**Written request**: Exactly as written, quote every line that follows, skipping the images.

═══ Records for this task ═══

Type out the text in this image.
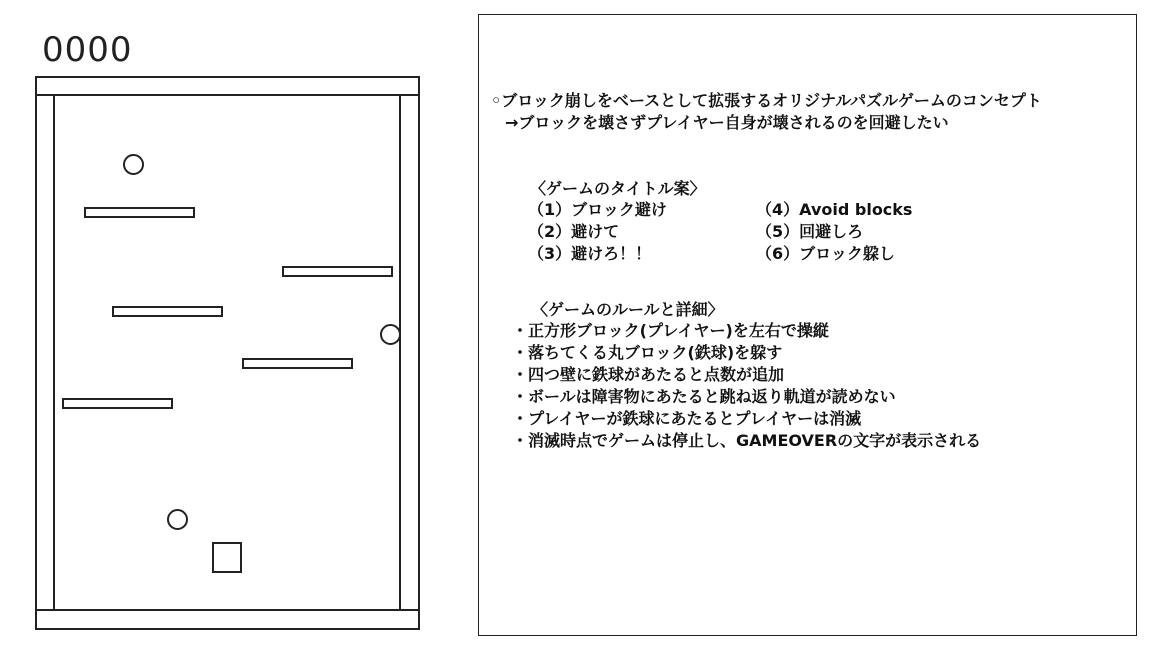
0000
◦ブロック崩しをベースとして拡張するオリジナルパズルゲームのコンセプト
→ブロックを壊さずプレイヤー自身が壊されるのを回避したい
〈ゲームのタイトル案〉
（1）ブロック避け
（2）避けて
（3）避けろ！！
（4）Avoid blocks
（5）回避しろ
（6）ブロック躱し
〈ゲームのルールと詳細〉
・正方形ブロック(プレイヤー)を左右で操縦
・落ちてくる丸ブロック(鉄球)を躱す
・四つ壁に鉄球があたると点数が追加
・ボールは障害物にあたると跳ね返り軌道が読めない
・プレイヤーが鉄球にあたるとプレイヤーは消滅
・消滅時点でゲームは停止し、GAMEOVERの文字が表示される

═══

**Complete response**:
Type out the text in this image.
0000
◦ブロック崩しをベースとして拡張するオリジナルパズルゲームのコンセプト
→ブロックを壊さずプレイヤー自身が壊されるのを回避したい
〈ゲームのタイトル案〉
（1）ブロック避け
（2）避けて
（3）避けろ！！
（4）Avoid blocks
（5）回避しろ
（6）ブロック躱し
〈ゲームのルールと詳細〉
・正方形ブロック(プレイヤー)を左右で操縦
・落ちてくる丸ブロック(鉄球)を躱す
・四つ壁に鉄球があたると点数が追加
・ボールは障害物にあたると跳ね返り軌道が読めない
・プレイヤーが鉄球にあたるとプレイヤーは消滅
・消滅時点でゲームは停止し、GAMEOVERの文字が表示される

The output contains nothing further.